Select the lines of the records containing the word "EFDR" and list them.

[begin Task inputs]

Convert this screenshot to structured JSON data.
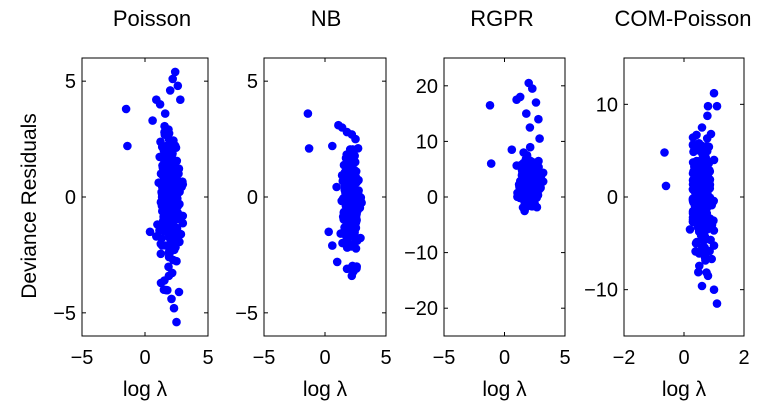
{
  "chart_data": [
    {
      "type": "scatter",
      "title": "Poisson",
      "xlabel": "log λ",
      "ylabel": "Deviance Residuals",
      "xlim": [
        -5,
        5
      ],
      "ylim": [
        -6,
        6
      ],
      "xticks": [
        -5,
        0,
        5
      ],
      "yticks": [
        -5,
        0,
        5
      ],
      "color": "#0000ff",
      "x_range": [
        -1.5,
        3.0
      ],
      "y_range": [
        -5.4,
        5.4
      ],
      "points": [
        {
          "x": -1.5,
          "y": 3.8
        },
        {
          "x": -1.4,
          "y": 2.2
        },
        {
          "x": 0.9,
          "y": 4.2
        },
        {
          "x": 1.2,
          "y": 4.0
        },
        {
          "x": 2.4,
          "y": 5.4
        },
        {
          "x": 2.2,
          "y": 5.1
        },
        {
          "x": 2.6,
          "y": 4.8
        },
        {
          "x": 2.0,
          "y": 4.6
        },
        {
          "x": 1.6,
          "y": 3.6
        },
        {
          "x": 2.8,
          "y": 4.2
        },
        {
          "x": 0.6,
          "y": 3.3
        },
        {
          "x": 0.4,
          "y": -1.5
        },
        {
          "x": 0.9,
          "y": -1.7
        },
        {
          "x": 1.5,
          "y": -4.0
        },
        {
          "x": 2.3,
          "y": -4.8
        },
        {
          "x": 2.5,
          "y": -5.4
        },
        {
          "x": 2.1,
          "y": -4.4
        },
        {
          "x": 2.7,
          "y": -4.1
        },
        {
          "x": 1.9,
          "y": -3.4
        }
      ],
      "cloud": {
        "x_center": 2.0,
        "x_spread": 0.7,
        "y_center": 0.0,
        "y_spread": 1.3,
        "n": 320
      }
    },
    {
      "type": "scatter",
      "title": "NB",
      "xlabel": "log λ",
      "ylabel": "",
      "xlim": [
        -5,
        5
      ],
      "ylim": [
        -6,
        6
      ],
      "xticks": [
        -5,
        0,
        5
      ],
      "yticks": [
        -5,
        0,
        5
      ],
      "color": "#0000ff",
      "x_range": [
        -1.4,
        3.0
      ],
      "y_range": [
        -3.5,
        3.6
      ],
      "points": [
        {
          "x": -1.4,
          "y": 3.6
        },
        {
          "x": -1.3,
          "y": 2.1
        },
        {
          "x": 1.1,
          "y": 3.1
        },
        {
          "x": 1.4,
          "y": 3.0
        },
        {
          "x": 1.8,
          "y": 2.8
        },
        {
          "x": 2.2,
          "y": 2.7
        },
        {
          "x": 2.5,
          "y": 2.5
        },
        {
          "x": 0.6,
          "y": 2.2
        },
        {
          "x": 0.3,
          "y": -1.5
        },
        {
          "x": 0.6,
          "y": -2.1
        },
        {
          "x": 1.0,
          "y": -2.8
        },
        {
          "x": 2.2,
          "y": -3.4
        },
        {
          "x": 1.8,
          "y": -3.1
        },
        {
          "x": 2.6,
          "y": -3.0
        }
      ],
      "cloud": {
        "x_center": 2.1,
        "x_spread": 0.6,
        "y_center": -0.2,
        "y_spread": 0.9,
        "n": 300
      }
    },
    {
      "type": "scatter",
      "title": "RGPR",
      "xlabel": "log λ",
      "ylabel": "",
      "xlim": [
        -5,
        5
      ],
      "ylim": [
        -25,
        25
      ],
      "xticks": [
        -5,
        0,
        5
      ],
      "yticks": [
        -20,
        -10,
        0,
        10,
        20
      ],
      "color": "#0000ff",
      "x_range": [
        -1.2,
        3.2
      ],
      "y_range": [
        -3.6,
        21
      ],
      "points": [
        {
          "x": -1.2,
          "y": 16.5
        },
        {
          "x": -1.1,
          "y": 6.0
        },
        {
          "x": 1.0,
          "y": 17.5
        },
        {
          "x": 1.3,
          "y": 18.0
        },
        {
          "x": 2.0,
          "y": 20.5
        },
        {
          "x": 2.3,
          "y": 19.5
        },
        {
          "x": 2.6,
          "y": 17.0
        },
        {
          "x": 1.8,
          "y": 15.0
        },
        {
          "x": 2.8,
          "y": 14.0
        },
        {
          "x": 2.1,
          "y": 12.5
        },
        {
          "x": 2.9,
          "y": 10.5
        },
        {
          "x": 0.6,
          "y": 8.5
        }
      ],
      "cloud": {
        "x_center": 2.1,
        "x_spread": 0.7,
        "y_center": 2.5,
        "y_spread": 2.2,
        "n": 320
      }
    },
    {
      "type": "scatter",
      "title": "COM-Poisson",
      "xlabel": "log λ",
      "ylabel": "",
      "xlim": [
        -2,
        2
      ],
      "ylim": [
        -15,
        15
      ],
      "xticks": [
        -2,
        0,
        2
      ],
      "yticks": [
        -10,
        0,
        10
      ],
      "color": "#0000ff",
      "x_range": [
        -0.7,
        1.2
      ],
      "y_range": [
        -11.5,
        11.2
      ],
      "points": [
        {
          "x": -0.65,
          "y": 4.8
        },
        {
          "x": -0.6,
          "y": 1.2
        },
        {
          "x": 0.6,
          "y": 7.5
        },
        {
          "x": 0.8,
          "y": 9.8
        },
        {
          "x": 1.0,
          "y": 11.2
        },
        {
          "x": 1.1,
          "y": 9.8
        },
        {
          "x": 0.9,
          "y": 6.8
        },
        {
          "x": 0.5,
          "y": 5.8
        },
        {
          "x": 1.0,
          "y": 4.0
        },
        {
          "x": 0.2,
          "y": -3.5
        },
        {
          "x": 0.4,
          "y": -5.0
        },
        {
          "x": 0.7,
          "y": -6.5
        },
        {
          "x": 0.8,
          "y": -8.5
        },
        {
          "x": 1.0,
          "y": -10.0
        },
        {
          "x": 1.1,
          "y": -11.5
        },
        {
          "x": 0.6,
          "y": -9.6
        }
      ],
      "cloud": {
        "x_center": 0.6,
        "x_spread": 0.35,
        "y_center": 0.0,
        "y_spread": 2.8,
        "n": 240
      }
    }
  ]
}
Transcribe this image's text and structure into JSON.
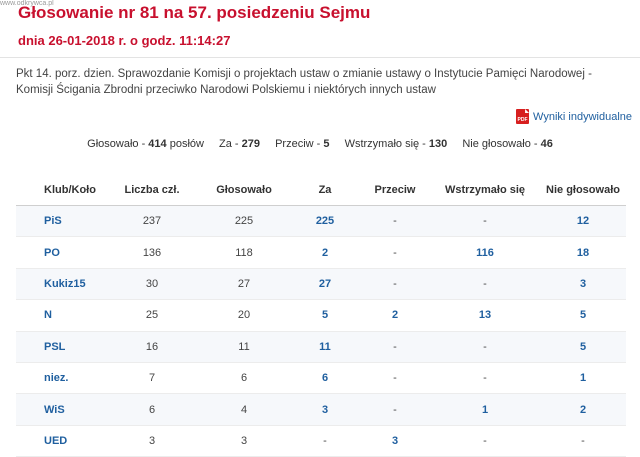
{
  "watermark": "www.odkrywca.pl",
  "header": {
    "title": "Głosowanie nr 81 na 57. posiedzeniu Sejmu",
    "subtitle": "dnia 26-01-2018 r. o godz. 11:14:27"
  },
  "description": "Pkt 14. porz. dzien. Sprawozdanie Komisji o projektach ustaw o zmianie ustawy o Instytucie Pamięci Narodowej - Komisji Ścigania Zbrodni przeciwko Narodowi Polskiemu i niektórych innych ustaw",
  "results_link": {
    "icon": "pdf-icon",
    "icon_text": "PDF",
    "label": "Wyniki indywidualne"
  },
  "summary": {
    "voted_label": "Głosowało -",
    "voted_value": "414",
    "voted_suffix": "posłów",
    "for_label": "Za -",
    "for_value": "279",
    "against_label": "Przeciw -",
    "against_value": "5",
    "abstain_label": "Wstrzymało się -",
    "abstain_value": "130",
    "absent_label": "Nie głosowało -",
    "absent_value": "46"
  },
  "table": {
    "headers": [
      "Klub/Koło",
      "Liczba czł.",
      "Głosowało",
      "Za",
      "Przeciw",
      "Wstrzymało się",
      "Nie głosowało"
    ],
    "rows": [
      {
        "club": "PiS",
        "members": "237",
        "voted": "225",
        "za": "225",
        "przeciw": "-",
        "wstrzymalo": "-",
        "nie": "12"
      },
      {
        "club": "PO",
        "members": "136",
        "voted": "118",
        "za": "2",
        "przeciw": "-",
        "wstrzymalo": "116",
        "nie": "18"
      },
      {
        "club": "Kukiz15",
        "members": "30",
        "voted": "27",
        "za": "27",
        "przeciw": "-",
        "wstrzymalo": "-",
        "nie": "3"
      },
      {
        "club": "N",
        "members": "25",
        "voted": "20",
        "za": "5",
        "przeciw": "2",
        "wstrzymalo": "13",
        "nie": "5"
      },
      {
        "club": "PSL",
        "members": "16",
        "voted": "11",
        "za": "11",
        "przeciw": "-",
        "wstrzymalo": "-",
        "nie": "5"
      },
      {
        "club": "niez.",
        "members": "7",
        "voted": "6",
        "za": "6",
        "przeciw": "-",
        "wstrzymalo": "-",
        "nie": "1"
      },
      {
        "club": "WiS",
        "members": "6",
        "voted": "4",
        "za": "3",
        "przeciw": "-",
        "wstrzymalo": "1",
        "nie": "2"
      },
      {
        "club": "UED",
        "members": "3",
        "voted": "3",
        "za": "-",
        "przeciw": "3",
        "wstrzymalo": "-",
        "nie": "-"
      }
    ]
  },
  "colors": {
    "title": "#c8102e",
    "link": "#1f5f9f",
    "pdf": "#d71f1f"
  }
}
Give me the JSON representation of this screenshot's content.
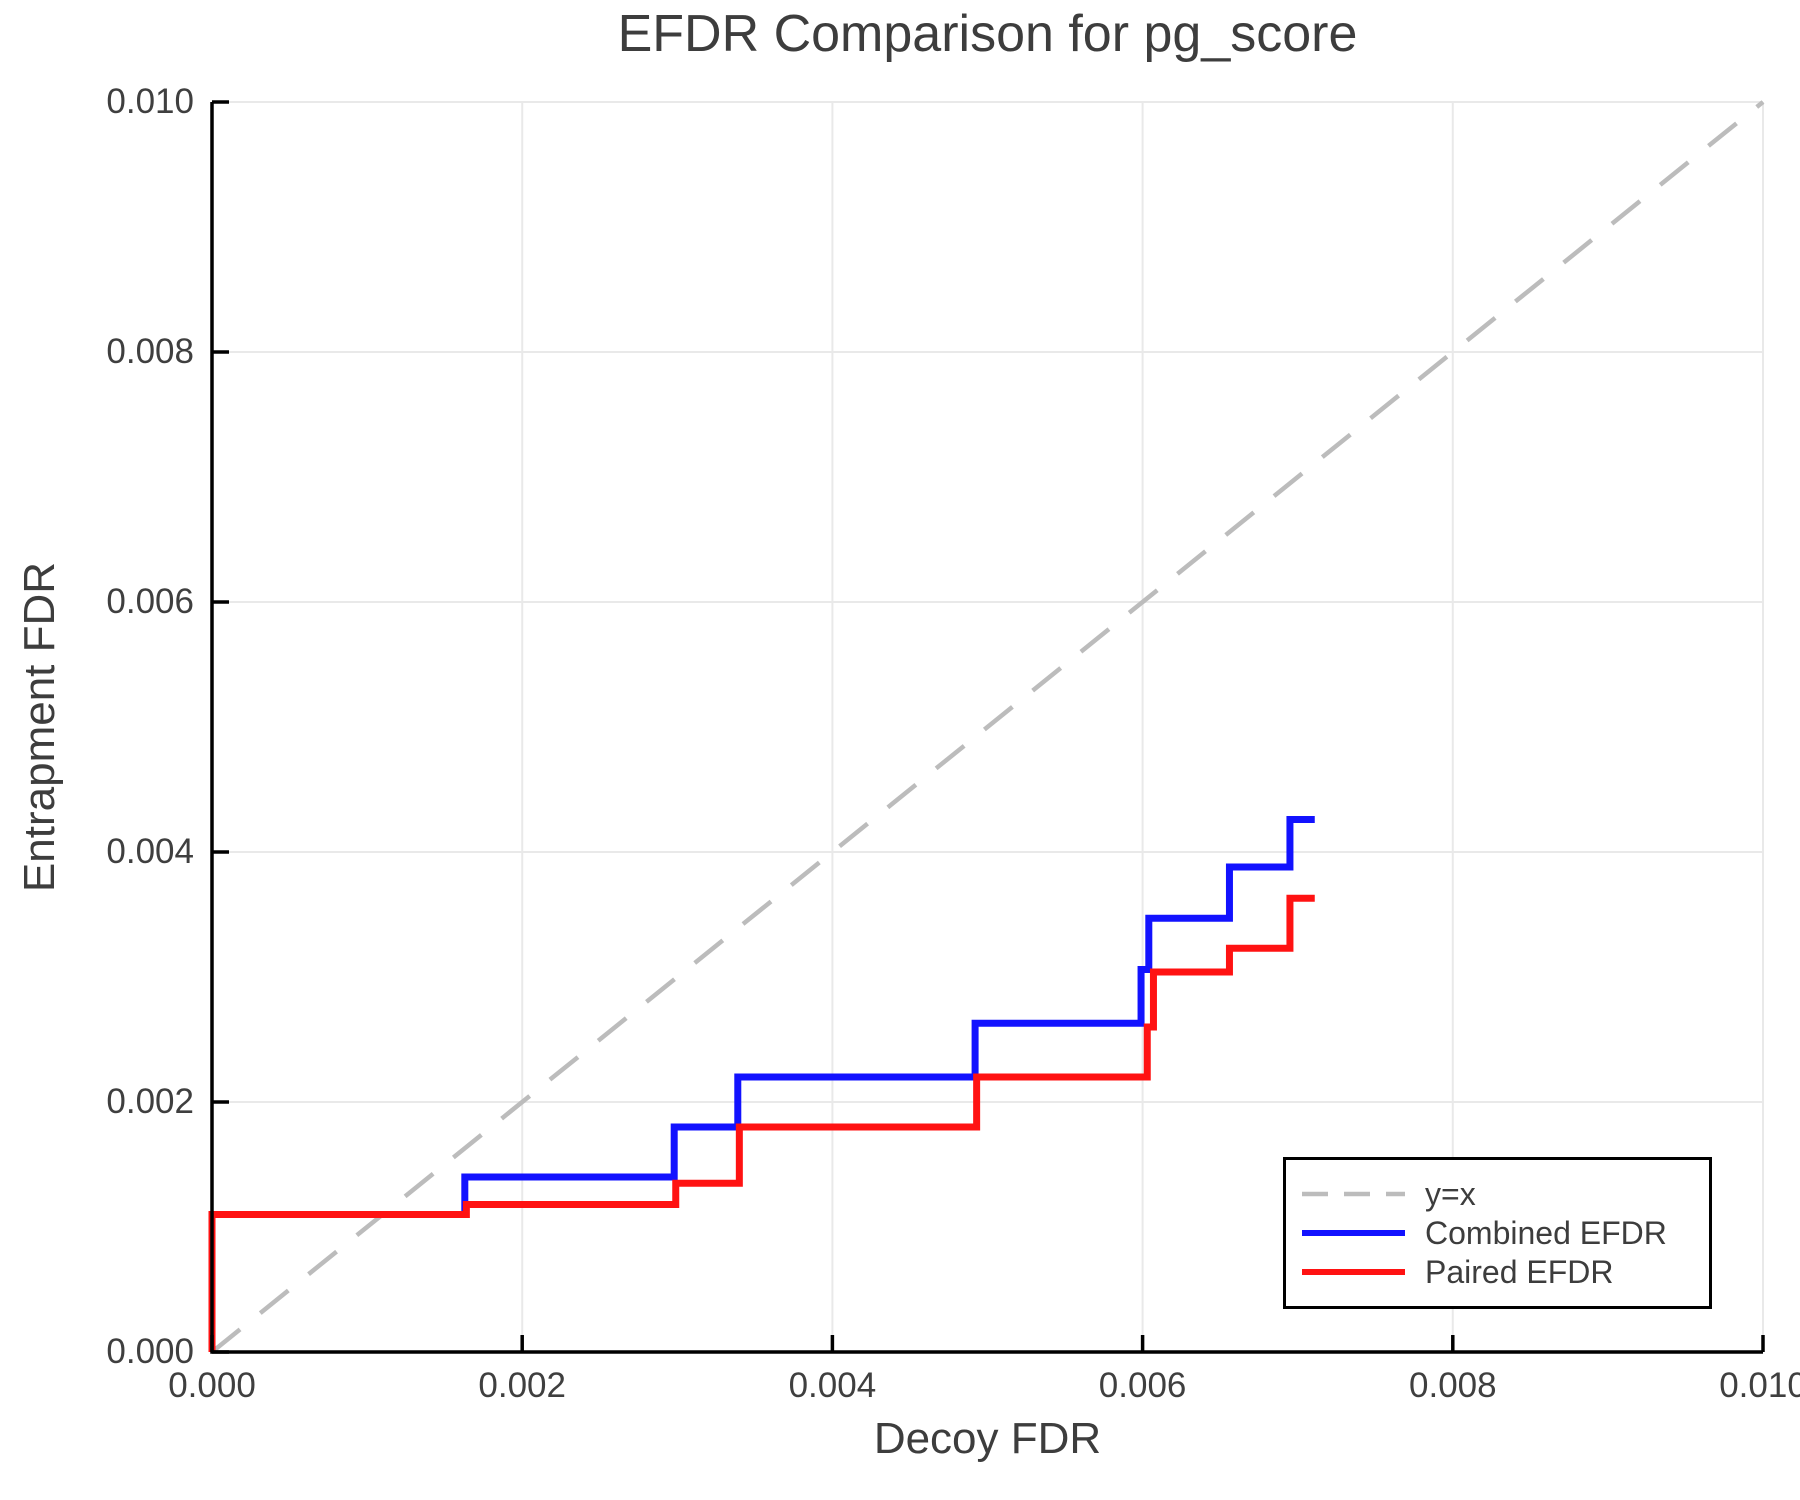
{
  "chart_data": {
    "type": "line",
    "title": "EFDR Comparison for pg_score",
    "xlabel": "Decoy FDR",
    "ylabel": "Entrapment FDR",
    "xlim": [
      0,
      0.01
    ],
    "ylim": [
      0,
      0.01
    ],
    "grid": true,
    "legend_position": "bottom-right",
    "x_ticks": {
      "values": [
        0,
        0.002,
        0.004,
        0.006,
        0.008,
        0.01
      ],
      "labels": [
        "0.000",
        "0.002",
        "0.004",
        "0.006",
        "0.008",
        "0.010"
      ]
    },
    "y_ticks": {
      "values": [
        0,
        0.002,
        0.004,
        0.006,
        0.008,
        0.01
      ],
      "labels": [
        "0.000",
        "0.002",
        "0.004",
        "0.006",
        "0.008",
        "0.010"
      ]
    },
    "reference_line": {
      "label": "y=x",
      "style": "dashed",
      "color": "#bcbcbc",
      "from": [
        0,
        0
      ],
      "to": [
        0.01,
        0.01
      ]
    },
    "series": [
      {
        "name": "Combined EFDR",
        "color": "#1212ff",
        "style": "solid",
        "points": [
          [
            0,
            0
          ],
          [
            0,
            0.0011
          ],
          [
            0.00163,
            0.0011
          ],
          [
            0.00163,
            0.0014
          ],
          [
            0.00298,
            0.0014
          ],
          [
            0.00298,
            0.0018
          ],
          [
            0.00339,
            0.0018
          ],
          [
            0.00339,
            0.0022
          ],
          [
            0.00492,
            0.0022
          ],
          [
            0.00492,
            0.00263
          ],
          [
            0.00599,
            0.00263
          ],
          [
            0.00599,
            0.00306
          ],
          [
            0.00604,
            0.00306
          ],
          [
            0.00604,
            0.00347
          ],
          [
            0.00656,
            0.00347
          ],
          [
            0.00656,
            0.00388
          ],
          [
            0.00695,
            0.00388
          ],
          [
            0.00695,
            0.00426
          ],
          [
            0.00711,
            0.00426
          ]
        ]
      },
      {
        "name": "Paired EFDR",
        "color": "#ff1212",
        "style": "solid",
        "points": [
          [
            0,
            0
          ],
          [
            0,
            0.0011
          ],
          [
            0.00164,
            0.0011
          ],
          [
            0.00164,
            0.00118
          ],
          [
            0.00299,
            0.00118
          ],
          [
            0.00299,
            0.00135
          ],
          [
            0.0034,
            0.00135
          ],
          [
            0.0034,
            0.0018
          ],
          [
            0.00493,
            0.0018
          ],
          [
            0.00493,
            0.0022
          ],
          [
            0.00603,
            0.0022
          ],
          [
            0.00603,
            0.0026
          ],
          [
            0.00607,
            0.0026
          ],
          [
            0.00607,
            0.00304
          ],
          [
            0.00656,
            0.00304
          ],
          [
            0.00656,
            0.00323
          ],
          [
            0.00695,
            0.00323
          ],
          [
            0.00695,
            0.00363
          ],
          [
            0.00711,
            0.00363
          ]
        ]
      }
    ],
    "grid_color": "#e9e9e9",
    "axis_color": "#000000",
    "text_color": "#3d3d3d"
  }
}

[end Task inputs]

▶ [Response]
    "title": "EFDR Comparison for pg_score",
        "name": "Combined EFDR",
        "name": "Paired EFDR",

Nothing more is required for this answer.